Type out the complete listing below word for word, without its pictures.

### DATA ENTRIES
== == ==

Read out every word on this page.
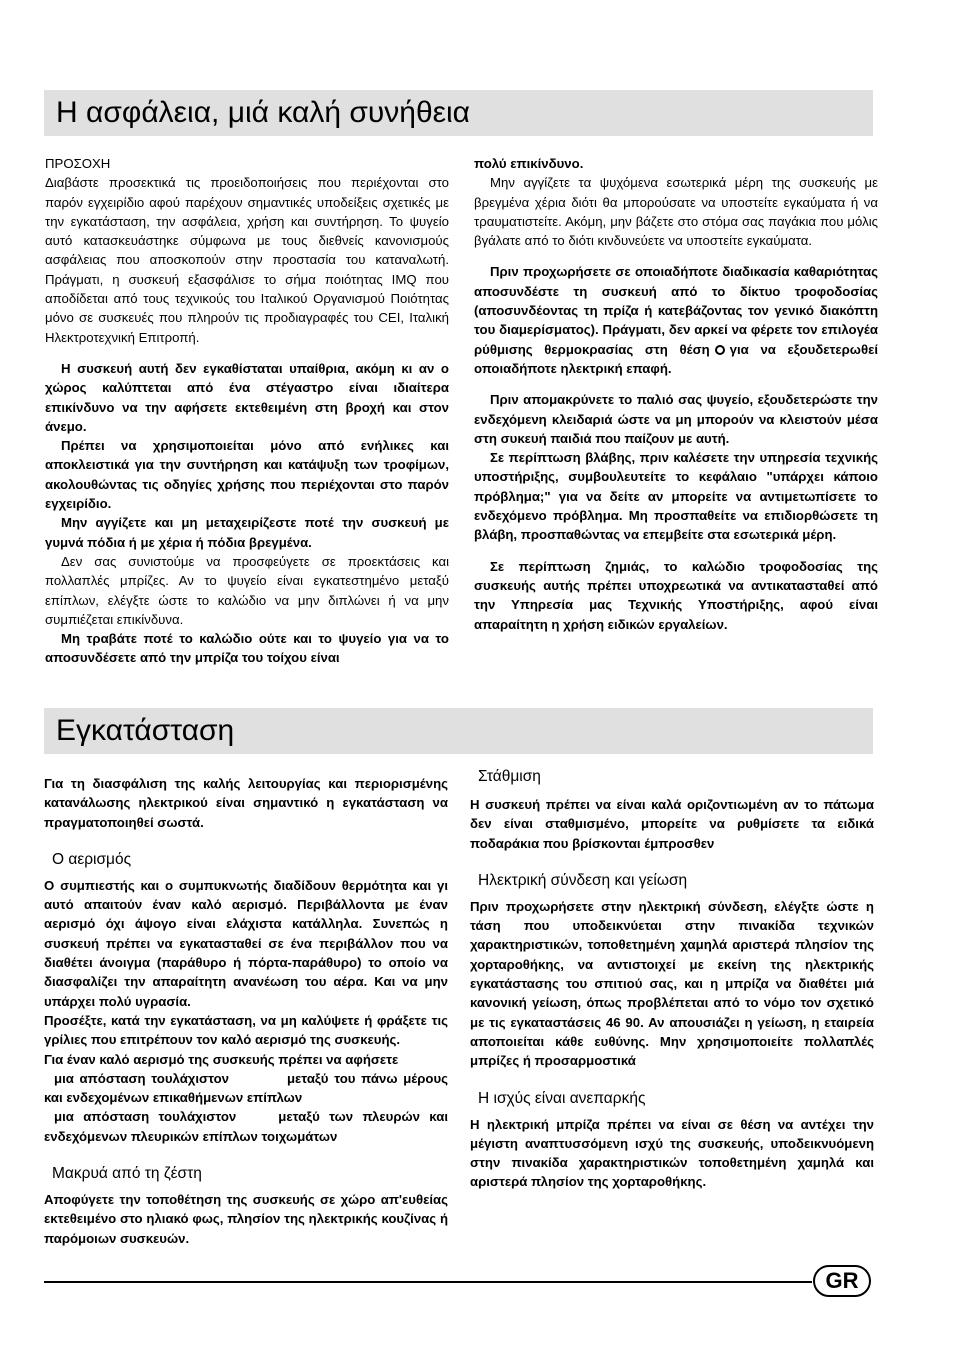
Η ασφάλεια, μιά καλή συνήθεια

ΠΡΟΣΟΧΗ

Διαβάστε προσεκτικά τις προειδοποιήσεις που περιέχονται στο παρόν εγχειρίδιο αφού παρέχουν σημαντικές υποδείξεις σχετικές με την εγκατάσταση, την ασφάλεια, χρήση και συντήρηση. Το ψυγείο αυτό κατασκευάστηκε σύμφωνα με τους διεθνείς κανονισμούς ασφάλειας που αποσκοπούν στην προστασία του καταναλωτή. Πράγματι, η συσκευή εξασφάλισε το σήμα ποιότητας IMQ που αποδίδεται από τους τεχνικούς του Ιταλικού Οργανισμού Ποιότητας μόνο σε συσκευές που πληρούν τις προδιαγραφές του CEI, Ιταλική Ηλεκτροτεχνική Επιτροπή.

Η συσκευή αυτή δεν εγκαθίσταται υπαίθρια, ακόμη κι αν ο χώρος καλύπτεται από ένα στέγαστρο είναι ιδιαίτερα επικίνδυνο να την αφήσετε εκτεθειμένη στη βροχή και στον άνεμο.

Πρέπει να χρησιμοποιείται μόνο από ενήλικες και αποκλειστικά για την συντήρηση και κατάψυξη των τροφίμων, ακολουθώντας τις οδηγίες χρήσης που περιέχονται στο παρόν εγχειρίδιο.

Μην αγγίζετε και μη μεταχειρίζεστε ποτέ την συσκευή με γυμνά πόδια ή με χέρια ή πόδια βρεγμένα.

Δεν σας συνιστούμε να προσφεύγετε σε προεκτάσεις και πολλαπλές μπρίζες. Αν το ψυγείο είναι εγκατεστημένο μεταξύ επίπλων, ελέγξτε ώστε το καλώδιο να μην διπλώνει ή να μην συμπιέζεται επικίνδυνα.

Μη τραβάτε ποτέ το καλώδιο ούτε και το ψυγείο για να το αποσυνδέσετε από την μπρίζα του τοίχου είναι

πολύ επικίνδυνο.

Μην αγγίζετε τα ψυχόμενα εσωτερικά μέρη της συσκευής με βρεγμένα χέρια διότι θα μπορούσατε να υποστείτε εγκαύματα ή να τραυματιστείτε. Ακόμη, μην βάζετε στο στόμα σας παγάκια που μόλις βγάλατε από το διότι κινδυνεύετε να υποστείτε εγκαύματα.

Πριν προχωρήσετε σε οποιαδήποτε διαδικασία καθαριότητας αποσυνδέστε τη συσκευή από το δίκτυο τροφοδοσίας (αποσυνδέοντας τη πρίζα ή κατεβάζοντας τον γενικό διακόπτη του διαμερίσματος). Πράγματι, δεν αρκεί να φέρετε τον επιλογέα ρύθμισης θερμοκρασίας στη θέση για να εξουδετερωθεί οποιαδήποτε ηλεκτρική επαφή.

Πριν απομακρύνετε το παλιό σας ψυγείο, εξουδετερώστε την ενδεχόμενη κλειδαριά ώστε να μη μπορούν να κλειστούν μέσα στη συκευή παιδιά που παίζουν με αυτή.

Σε περίπτωση βλάβης, πριν καλέσετε την υπηρεσία τεχνικής υποστήριξης, συμβουλευτείτε το κεφάλαιο "υπάρχει κάποιο πρόβλημα;" για να δείτε αν μπορείτε να αντιμετωπίσετε το ενδεχόμενο πρόβλημα. Μη προσπαθείτε να επιδιορθώσετε τη βλάβη, προσπαθώντας να επεμβείτε στα εσωτερικά μέρη.

Σε περίπτωση ζημιάς, το καλώδιο τροφοδοσίας της συσκευής αυτής πρέπει υποχρεωτικά να αντικατασταθεί από την Υπηρεσία μας Τεχνικής Υποστήριξης, αφού είναι απαραίτητη η χρήση ειδικών εργαλείων.

Εγκατάσταση

Για τη διασφάλιση της καλής λειτουργίας και περιορισμένης κατανάλωσης ηλεκτρικού είναι σημαντικό η εγκατάσταση να πραγματοποιηθεί σωστά.

Ο αερισμός

Ο συμπιεστής και ο συμπυκνωτής διαδίδουν θερμότητα και γι αυτό απαιτούν έναν καλό αερισμό. Περιβάλλοντα με έναν αερισμό όχι άψογο είναι ελάχιστα κατάλληλα. Συνεπώς η συσκευή πρέπει να εγκατασταθεί σε ένα περιβάλλον που να διαθέτει άνοιγμα (παράθυρο ή πόρτα-παράθυρο) το οποίο να διασφαλίζει την απαραίτητη ανανέωση του αέρα. Και να μην υπάρχει πολύ υγρασία.

Προσέξτε, κατά την εγκατάσταση, να μη καλύψετε ή φράξετε τις γρίλιες που επιτρέπουν τον καλό αερισμό της συσκευής.

Για έναν καλό αερισμό της συσκευής πρέπει να αφήσετε

μια απόσταση τουλάχιστον	μεταξύ του πάνω μέρους και ενδεχομένων επικαθήμενων επίπλων

μια απόσταση τουλάχιστον	μεταξύ των πλευρών και ενδεχόμενων πλευρικών επίπλων τοιχωμάτων

Μακρυά από τη ζέστη

Αποφύγετε την τοποθέτηση της συσκευής σε χώρο απ'ευθείας εκτεθειμένο στο ηλιακό φως, πλησίον της ηλεκτρικής κουζίνας ή παρόμοιων συσκευών.

Στάθμιση

Η συσκευή πρέπει να είναι καλά οριζοντιωμένη αν το πάτωμα δεν είναι σταθμισμένο, μπορείτε να ρυθμίσετε τα ειδικά ποδαράκια που βρίσκονται έμπροσθεν

Ηλεκτρική σύνδεση και γείωση

Πριν προχωρήσετε στην ηλεκτρική σύνδεση, ελέγξτε ώστε η τάση που υποδεικνύεται στην πινακίδα τεχνικών χαρακτηριστικών, τοποθετημένη χαμηλά αριστερά πλησίον της χορταροθήκης, να αντιστοιχεί με εκείνη της ηλεκτρικής εγκατάστασης του σπιτιού σας, και η μπρίζα να διαθέτει μιά κανονική γείωση, όπως προβλέπεται από το νόμο τον σχετικό με τις εγκαταστάσεις 46 90. Αν απουσιάζει η γείωση, η εταιρεία αποποιείται κάθε ευθύνης. Μην χρησιμοποιείτε πολλαπλές μπρίζες ή προσαρμοστικά

Η ισχύς είναι ανεπαρκής

Η ηλεκτρική μπρίζα πρέπει να είναι σε θέση να αντέχει την μέγιστη αναπτυσσόμενη ισχύ της συσκευής, υποδεικνυόμενη στην πινακίδα χαρακτηριστικών τοποθετημένη χαμηλά και αριστερά πλησίον της χορταροθήκης.

GR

== == ==

### EXPECTED OUTPUT
Read out every word on this page.
Η ασφάλεια, μιά καλή συνήθεια

ΠΡΟΣΟΧΗ

Διαβάστε προσεκτικά τις προειδοποιήσεις που περιέχονται στο παρόν εγχειρίδιο αφού παρέχουν σημαντικές υποδείξεις σχετικές με την εγκατάσταση, την ασφάλεια, χρήση και συντήρηση. Το ψυγείο αυτό κατασκευάστηκε σύμφωνα με τους διεθνείς κανονισμούς ασφάλειας που αποσκοπούν στην προστασία του καταναλωτή. Πράγματι, η συσκευή εξασφάλισε το σήμα ποιότητας IMQ που αποδίδεται από τους τεχνικούς του Ιταλικού Οργανισμού Ποιότητας μόνο σε συσκευές που πληρούν τις προδιαγραφές του CEI, Ιταλική Ηλεκτροτεχνική Επιτροπή.

Η συσκευή αυτή δεν εγκαθίσταται υπαίθρια, ακόμη κι αν ο χώρος καλύπτεται από ένα στέγαστρο είναι ιδιαίτερα επικίνδυνο να την αφήσετε εκτεθειμένη στη βροχή και στον άνεμο.

Πρέπει να χρησιμοποιείται μόνο από ενήλικες και αποκλειστικά για την συντήρηση και κατάψυξη των τροφίμων, ακολουθώντας τις οδηγίες χρήσης που περιέχονται στο παρόν εγχειρίδιο.

Μην αγγίζετε και μη μεταχειρίζεστε ποτέ την συσκευή με γυμνά πόδια ή με χέρια ή πόδια βρεγμένα.

Δεν σας συνιστούμε να προσφεύγετε σε προεκτάσεις και πολλαπλές μπρίζες. Αν το ψυγείο είναι εγκατεστημένο μεταξύ επίπλων, ελέγξτε ώστε το καλώδιο να μην διπλώνει ή να μην συμπιέζεται επικίνδυνα.

Μη τραβάτε ποτέ το καλώδιο ούτε και το ψυγείο για να το αποσυνδέσετε από την μπρίζα του τοίχου είναι

πολύ επικίνδυνο.

Μην αγγίζετε τα ψυχόμενα εσωτερικά μέρη της συσκευής με βρεγμένα χέρια διότι θα μπορούσατε να υποστείτε εγκαύματα ή να τραυματιστείτε. Ακόμη, μην βάζετε στο στόμα σας παγάκια που μόλις βγάλατε από το διότι κινδυνεύετε να υποστείτε εγκαύματα.

Πριν προχωρήσετε σε οποιαδήποτε διαδικασία καθαριότητας αποσυνδέστε τη συσκευή από το δίκτυο τροφοδοσίας (αποσυνδέοντας τη πρίζα ή κατεβάζοντας τον γενικό διακόπτη του διαμερίσματος). Πράγματι, δεν αρκεί να φέρετε τον επιλογέα ρύθμισης θερμοκρασίας στη θέση για να εξουδετερωθεί οποιαδήποτε ηλεκτρική επαφή.

Πριν απομακρύνετε το παλιό σας ψυγείο, εξουδετερώστε την ενδεχόμενη κλειδαριά ώστε να μη μπορούν να κλειστούν μέσα στη συκευή παιδιά που παίζουν με αυτή.

Σε περίπτωση βλάβης, πριν καλέσετε την υπηρεσία τεχνικής υποστήριξης, συμβουλευτείτε το κεφάλαιο "υπάρχει κάποιο πρόβλημα;" για να δείτε αν μπορείτε να αντιμετωπίσετε το ενδεχόμενο πρόβλημα. Μη προσπαθείτε να επιδιορθώσετε τη βλάβη, προσπαθώντας να επεμβείτε στα εσωτερικά μέρη.

Σε περίπτωση ζημιάς, το καλώδιο τροφοδοσίας της συσκευής αυτής πρέπει υποχρεωτικά να αντικατασταθεί από την Υπηρεσία μας Τεχνικής Υποστήριξης, αφού είναι απαραίτητη η χρήση ειδικών εργαλείων.

Εγκατάσταση

Για τη διασφάλιση της καλής λειτουργίας και περιορισμένης κατανάλωσης ηλεκτρικού είναι σημαντικό η εγκατάσταση να πραγματοποιηθεί σωστά.

Ο αερισμός

Ο συμπιεστής και ο συμπυκνωτής διαδίδουν θερμότητα και γι αυτό απαιτούν έναν καλό αερισμό. Περιβάλλοντα με έναν αερισμό όχι άψογο είναι ελάχιστα κατάλληλα. Συνεπώς η συσκευή πρέπει να εγκατασταθεί σε ένα περιβάλλον που να διαθέτει άνοιγμα (παράθυρο ή πόρτα-παράθυρο) το οποίο να διασφαλίζει την απαραίτητη ανανέωση του αέρα. Και να μην υπάρχει πολύ υγρασία.

Προσέξτε, κατά την εγκατάσταση, να μη καλύψετε ή φράξετε τις γρίλιες που επιτρέπουν τον καλό αερισμό της συσκευής.

Για έναν καλό αερισμό της συσκευής πρέπει να αφήσετε

μια απόσταση τουλάχιστον	μεταξύ του πάνω μέρους και ενδεχομένων επικαθήμενων επίπλων

μια απόσταση τουλάχιστον	μεταξύ των πλευρών και ενδεχόμενων πλευρικών επίπλων τοιχωμάτων

Μακρυά από τη ζέστη

Αποφύγετε την τοποθέτηση της συσκευής σε χώρο απ'ευθείας εκτεθειμένο στο ηλιακό φως, πλησίον της ηλεκτρικής κουζίνας ή παρόμοιων συσκευών.

Στάθμιση

Η συσκευή πρέπει να είναι καλά οριζοντιωμένη αν το πάτωμα δεν είναι σταθμισμένο, μπορείτε να ρυθμίσετε τα ειδικά ποδαράκια που βρίσκονται έμπροσθεν

Ηλεκτρική σύνδεση και γείωση

Πριν προχωρήσετε στην ηλεκτρική σύνδεση, ελέγξτε ώστε η τάση που υποδεικνύεται στην πινακίδα τεχνικών χαρακτηριστικών, τοποθετημένη χαμηλά αριστερά πλησίον της χορταροθήκης, να αντιστοιχεί με εκείνη της ηλεκτρικής εγκατάστασης του σπιτιού σας, και η μπρίζα να διαθέτει μιά κανονική γείωση, όπως προβλέπεται από το νόμο τον σχετικό με τις εγκαταστάσεις 46 90. Αν απουσιάζει η γείωση, η εταιρεία αποποιείται κάθε ευθύνης. Μην χρησιμοποιείτε πολλαπλές μπρίζες ή προσαρμοστικά

Η ισχύς είναι ανεπαρκής

Η ηλεκτρική μπρίζα πρέπει να είναι σε θέση να αντέχει την μέγιστη αναπτυσσόμενη ισχύ της συσκευής, υποδεικνυόμενη στην πινακίδα χαρακτηριστικών τοποθετημένη χαμηλά και αριστερά πλησίον της χορταροθήκης.

GR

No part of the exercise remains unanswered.